▶ DATA
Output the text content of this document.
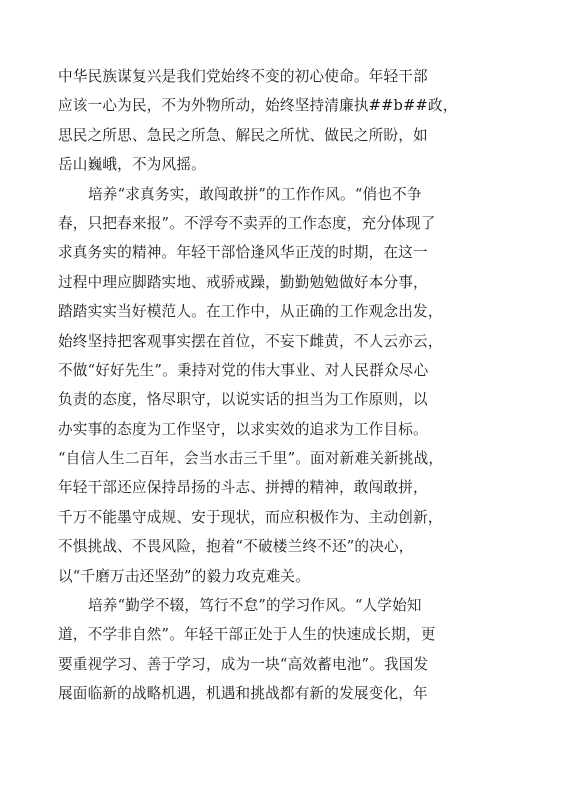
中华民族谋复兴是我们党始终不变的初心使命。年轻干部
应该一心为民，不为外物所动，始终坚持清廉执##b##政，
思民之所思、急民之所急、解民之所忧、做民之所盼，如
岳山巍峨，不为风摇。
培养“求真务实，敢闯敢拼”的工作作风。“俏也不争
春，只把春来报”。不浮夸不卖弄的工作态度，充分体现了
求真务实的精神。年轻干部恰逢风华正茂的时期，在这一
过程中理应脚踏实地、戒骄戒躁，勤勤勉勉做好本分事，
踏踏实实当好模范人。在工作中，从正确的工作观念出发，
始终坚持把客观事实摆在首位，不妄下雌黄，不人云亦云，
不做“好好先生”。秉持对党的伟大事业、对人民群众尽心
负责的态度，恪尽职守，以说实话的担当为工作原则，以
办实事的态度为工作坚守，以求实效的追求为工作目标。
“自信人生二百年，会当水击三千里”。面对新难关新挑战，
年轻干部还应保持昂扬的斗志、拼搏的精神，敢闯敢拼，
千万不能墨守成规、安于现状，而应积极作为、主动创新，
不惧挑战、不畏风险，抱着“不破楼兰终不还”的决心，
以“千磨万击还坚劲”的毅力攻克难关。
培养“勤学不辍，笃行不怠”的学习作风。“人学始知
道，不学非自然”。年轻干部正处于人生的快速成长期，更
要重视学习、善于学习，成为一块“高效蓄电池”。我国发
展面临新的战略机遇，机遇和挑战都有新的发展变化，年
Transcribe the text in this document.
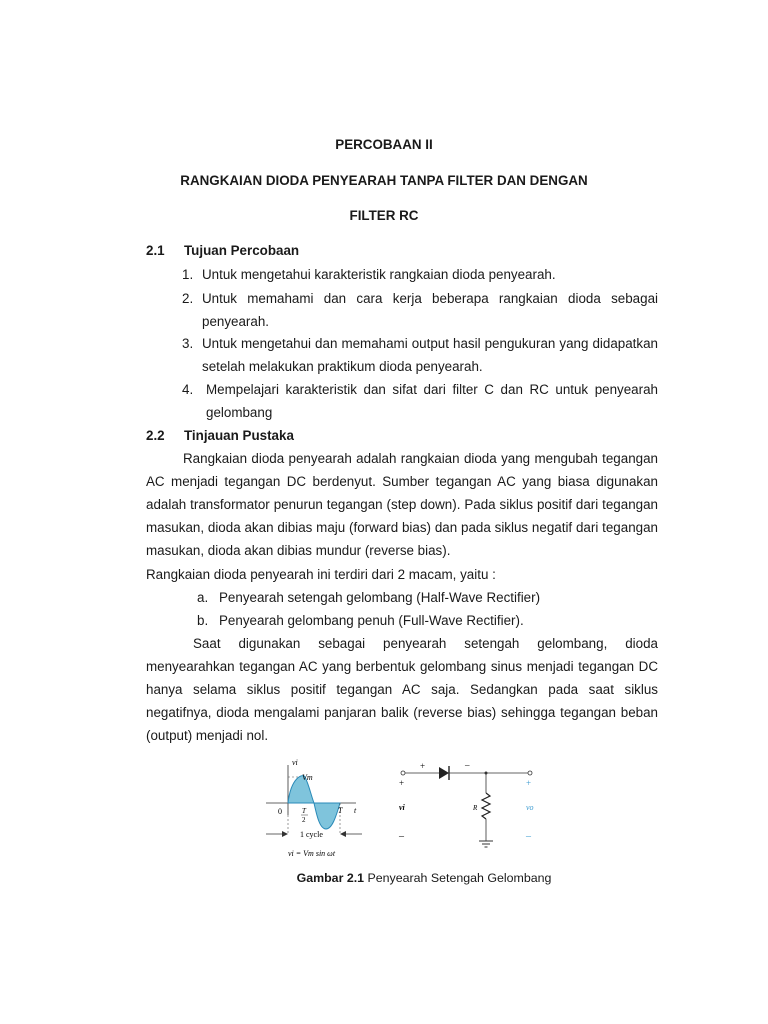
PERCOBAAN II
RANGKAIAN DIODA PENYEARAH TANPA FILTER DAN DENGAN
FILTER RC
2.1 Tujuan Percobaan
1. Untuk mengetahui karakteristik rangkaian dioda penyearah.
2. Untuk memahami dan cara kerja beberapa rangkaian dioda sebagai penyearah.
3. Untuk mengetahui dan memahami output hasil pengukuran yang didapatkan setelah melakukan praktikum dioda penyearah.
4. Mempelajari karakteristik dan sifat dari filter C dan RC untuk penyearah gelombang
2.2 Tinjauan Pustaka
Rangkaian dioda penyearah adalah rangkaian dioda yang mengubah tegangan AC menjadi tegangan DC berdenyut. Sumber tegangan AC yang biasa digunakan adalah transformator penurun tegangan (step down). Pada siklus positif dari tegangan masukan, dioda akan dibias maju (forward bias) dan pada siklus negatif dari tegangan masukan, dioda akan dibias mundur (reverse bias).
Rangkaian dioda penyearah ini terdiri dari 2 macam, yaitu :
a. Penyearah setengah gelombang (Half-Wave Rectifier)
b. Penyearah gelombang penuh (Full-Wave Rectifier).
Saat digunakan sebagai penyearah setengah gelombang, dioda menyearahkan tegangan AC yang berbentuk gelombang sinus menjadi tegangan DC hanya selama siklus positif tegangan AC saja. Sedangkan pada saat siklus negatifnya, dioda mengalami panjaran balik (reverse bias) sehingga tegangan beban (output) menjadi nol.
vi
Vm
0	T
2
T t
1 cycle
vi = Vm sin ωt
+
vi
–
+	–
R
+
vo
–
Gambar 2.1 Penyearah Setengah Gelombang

▶ TO DO
Above are the records; reproduce them exactly and leave out the pictures.

▶ ANSWER TO THE EXERCISE
Output the text content of this document.
中华民族谋复兴是我们党始终不变的初心使命。年轻干部
应该一心为民，不为外物所动，始终坚持清廉执##b##政，
思民之所思、急民之所急、解民之所忧、做民之所盼，如
岳山巍峨，不为风摇。
培养“求真务实，敢闯敢拼”的工作作风。“俏也不争
春，只把春来报”。不浮夸不卖弄的工作态度，充分体现了
求真务实的精神。年轻干部恰逢风华正茂的时期，在这一
过程中理应脚踏实地、戒骄戒躁，勤勤勉勉做好本分事，
踏踏实实当好模范人。在工作中，从正确的工作观念出发，
始终坚持把客观事实摆在首位，不妄下雌黄，不人云亦云，
不做“好好先生”。秉持对党的伟大事业、对人民群众尽心
负责的态度，恪尽职守，以说实话的担当为工作原则，以
办实事的态度为工作坚守，以求实效的追求为工作目标。
“自信人生二百年，会当水击三千里”。面对新难关新挑战，
年轻干部还应保持昂扬的斗志、拼搏的精神，敢闯敢拼，
千万不能墨守成规、安于现状，而应积极作为、主动创新，
不惧挑战、不畏风险，抱着“不破楼兰终不还”的决心，
以“千磨万击还坚劲”的毅力攻克难关。
培养“勤学不辍，笃行不怠”的学习作风。“人学始知
道，不学非自然”。年轻干部正处于人生的快速成长期，更
要重视学习、善于学习，成为一块“高效蓄电池”。我国发
展面临新的战略机遇，机遇和挑战都有新的发展变化，年
Transcribe the text in this document.
PERCOBAAN II
RANGKAIAN DIODA PENYEARAH TANPA FILTER DAN DENGAN
FILTER RC
2.1 Tujuan Percobaan
1. Untuk mengetahui karakteristik rangkaian dioda penyearah.
2. Untuk memahami dan cara kerja beberapa rangkaian dioda sebagai penyearah.
3. Untuk mengetahui dan memahami output hasil pengukuran yang didapatkan setelah melakukan praktikum dioda penyearah.
4. Mempelajari karakteristik dan sifat dari filter C dan RC untuk penyearah gelombang
2.2 Tinjauan Pustaka
Rangkaian dioda penyearah adalah rangkaian dioda yang mengubah tegangan AC menjadi tegangan DC berdenyut. Sumber tegangan AC yang biasa digunakan adalah transformator penurun tegangan (step down). Pada siklus positif dari tegangan masukan, dioda akan dibias maju (forward bias) dan pada siklus negatif dari tegangan masukan, dioda akan dibias mundur (reverse bias).
Rangkaian dioda penyearah ini terdiri dari 2 macam, yaitu :
a. Penyearah setengah gelombang (Half-Wave Rectifier)
b. Penyearah gelombang penuh (Full-Wave Rectifier).
Saat digunakan sebagai penyearah setengah gelombang, dioda menyearahkan tegangan AC yang berbentuk gelombang sinus menjadi tegangan DC hanya selama siklus positif tegangan AC saja. Sedangkan pada saat siklus negatifnya, dioda mengalami panjaran balik (reverse bias) sehingga tegangan beban (output) menjadi nol.
vi
Vm
0	T
2
T t
1 cycle
vi = Vm sin ωt
+
vi
–
+	–
R
+
vo
–
Gambar 2.1 Penyearah Setengah Gelombang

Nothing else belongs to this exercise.